Records that describe figures –

⁂

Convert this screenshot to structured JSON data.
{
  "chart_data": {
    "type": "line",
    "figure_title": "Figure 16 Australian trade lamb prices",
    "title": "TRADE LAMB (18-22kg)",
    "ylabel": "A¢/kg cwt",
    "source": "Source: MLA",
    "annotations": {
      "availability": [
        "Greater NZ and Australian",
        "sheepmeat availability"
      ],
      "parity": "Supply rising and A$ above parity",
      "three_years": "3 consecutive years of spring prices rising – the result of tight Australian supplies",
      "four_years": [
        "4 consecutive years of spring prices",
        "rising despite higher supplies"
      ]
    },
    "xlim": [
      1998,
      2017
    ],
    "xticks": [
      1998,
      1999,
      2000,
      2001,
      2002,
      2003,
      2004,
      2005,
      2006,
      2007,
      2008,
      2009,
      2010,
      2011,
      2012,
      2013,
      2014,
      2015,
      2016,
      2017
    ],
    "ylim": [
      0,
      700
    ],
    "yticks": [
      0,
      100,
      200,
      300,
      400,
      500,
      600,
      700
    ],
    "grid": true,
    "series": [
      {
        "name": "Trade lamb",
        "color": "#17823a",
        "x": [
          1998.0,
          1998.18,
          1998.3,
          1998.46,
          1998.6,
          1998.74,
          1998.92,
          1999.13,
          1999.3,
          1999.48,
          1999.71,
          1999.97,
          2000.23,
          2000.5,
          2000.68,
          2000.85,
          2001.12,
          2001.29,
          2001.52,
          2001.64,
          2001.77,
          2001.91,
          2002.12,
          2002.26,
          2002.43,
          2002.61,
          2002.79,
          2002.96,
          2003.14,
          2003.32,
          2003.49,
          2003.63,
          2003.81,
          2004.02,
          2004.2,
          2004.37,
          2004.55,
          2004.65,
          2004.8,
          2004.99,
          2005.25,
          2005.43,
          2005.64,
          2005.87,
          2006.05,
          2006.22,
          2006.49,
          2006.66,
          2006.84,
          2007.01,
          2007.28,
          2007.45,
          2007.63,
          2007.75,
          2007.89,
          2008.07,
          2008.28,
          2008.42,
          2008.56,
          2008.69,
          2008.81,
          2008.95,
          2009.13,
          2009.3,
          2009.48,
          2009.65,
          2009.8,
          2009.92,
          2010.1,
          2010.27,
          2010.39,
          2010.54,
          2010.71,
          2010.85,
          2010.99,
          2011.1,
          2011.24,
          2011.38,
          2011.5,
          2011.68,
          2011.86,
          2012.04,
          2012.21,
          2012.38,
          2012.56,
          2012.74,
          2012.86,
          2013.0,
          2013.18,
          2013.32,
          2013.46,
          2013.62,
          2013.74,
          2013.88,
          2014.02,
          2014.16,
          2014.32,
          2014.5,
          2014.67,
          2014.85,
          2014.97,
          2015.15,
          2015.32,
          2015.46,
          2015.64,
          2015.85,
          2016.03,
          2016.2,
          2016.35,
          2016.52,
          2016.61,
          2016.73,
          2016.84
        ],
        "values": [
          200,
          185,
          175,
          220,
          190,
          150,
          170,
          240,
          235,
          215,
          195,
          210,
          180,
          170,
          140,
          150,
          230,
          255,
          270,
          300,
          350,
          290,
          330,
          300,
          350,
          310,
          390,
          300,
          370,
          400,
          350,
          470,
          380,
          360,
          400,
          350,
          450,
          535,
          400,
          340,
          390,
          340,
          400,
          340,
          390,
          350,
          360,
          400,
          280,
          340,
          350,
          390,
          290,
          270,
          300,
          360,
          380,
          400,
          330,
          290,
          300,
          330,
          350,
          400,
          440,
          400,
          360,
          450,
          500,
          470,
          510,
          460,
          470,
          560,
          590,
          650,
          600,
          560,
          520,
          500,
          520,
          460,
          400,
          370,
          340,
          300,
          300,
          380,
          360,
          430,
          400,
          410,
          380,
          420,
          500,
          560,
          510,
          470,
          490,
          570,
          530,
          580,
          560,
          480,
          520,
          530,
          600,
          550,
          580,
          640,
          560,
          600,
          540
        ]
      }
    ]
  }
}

⁂

Without omitting anything, output the entries exactly.

Correct output –
Convert this screenshot to structured JSON data.
{
  "chart_data": {
    "type": "line",
    "figure_title": "Figure 16 Australian trade lamb prices",
    "title": "TRADE LAMB (18-22kg)",
    "ylabel": "A¢/kg cwt",
    "source": "Source: MLA",
    "annotations": {
      "availability": [
        "Greater NZ and Australian",
        "sheepmeat availability"
      ],
      "parity": "Supply rising and A$ above parity",
      "three_years": "3 consecutive years of spring prices rising – the result of tight Australian supplies",
      "four_years": [
        "4 consecutive years of spring prices",
        "rising despite higher supplies"
      ]
    },
    "xlim": [
      1998,
      2017
    ],
    "xticks": [
      1998,
      1999,
      2000,
      2001,
      2002,
      2003,
      2004,
      2005,
      2006,
      2007,
      2008,
      2009,
      2010,
      2011,
      2012,
      2013,
      2014,
      2015,
      2016,
      2017
    ],
    "ylim": [
      0,
      700
    ],
    "yticks": [
      0,
      100,
      200,
      300,
      400,
      500,
      600,
      700
    ],
    "grid": true,
    "series": [
      {
        "name": "Trade lamb",
        "color": "#17823a",
        "x": [
          1998.0,
          1998.18,
          1998.3,
          1998.46,
          1998.6,
          1998.74,
          1998.92,
          1999.13,
          1999.3,
          1999.48,
          1999.71,
          1999.97,
          2000.23,
          2000.5,
          2000.68,
          2000.85,
          2001.12,
          2001.29,
          2001.52,
          2001.64,
          2001.77,
          2001.91,
          2002.12,
          2002.26,
          2002.43,
          2002.61,
          2002.79,
          2002.96,
          2003.14,
          2003.32,
          2003.49,
          2003.63,
          2003.81,
          2004.02,
          2004.2,
          2004.37,
          2004.55,
          2004.65,
          2004.8,
          2004.99,
          2005.25,
          2005.43,
          2005.64,
          2005.87,
          2006.05,
          2006.22,
          2006.49,
          2006.66,
          2006.84,
          2007.01,
          2007.28,
          2007.45,
          2007.63,
          2007.75,
          2007.89,
          2008.07,
          2008.28,
          2008.42,
          2008.56,
          2008.69,
          2008.81,
          2008.95,
          2009.13,
          2009.3,
          2009.48,
          2009.65,
          2009.8,
          2009.92,
          2010.1,
          2010.27,
          2010.39,
          2010.54,
          2010.71,
          2010.85,
          2010.99,
          2011.1,
          2011.24,
          2011.38,
          2011.5,
          2011.68,
          2011.86,
          2012.04,
          2012.21,
          2012.38,
          2012.56,
          2012.74,
          2012.86,
          2013.0,
          2013.18,
          2013.32,
          2013.46,
          2013.62,
          2013.74,
          2013.88,
          2014.02,
          2014.16,
          2014.32,
          2014.5,
          2014.67,
          2014.85,
          2014.97,
          2015.15,
          2015.32,
          2015.46,
          2015.64,
          2015.85,
          2016.03,
          2016.2,
          2016.35,
          2016.52,
          2016.61,
          2016.73,
          2016.84
        ],
        "values": [
          200,
          185,
          175,
          220,
          190,
          150,
          170,
          240,
          235,
          215,
          195,
          210,
          180,
          170,
          140,
          150,
          230,
          255,
          270,
          300,
          350,
          290,
          330,
          300,
          350,
          310,
          390,
          300,
          370,
          400,
          350,
          470,
          380,
          360,
          400,
          350,
          450,
          535,
          400,
          340,
          390,
          340,
          400,
          340,
          390,
          350,
          360,
          400,
          280,
          340,
          350,
          390,
          290,
          270,
          300,
          360,
          380,
          400,
          330,
          290,
          300,
          330,
          350,
          400,
          440,
          400,
          360,
          450,
          500,
          470,
          510,
          460,
          470,
          560,
          590,
          650,
          600,
          560,
          520,
          500,
          520,
          460,
          400,
          370,
          340,
          300,
          300,
          380,
          360,
          430,
          400,
          410,
          380,
          420,
          500,
          560,
          510,
          470,
          490,
          570,
          530,
          580,
          560,
          480,
          520,
          530,
          600,
          550,
          580,
          640,
          560,
          600,
          540
        ]
      }
    ]
  }
}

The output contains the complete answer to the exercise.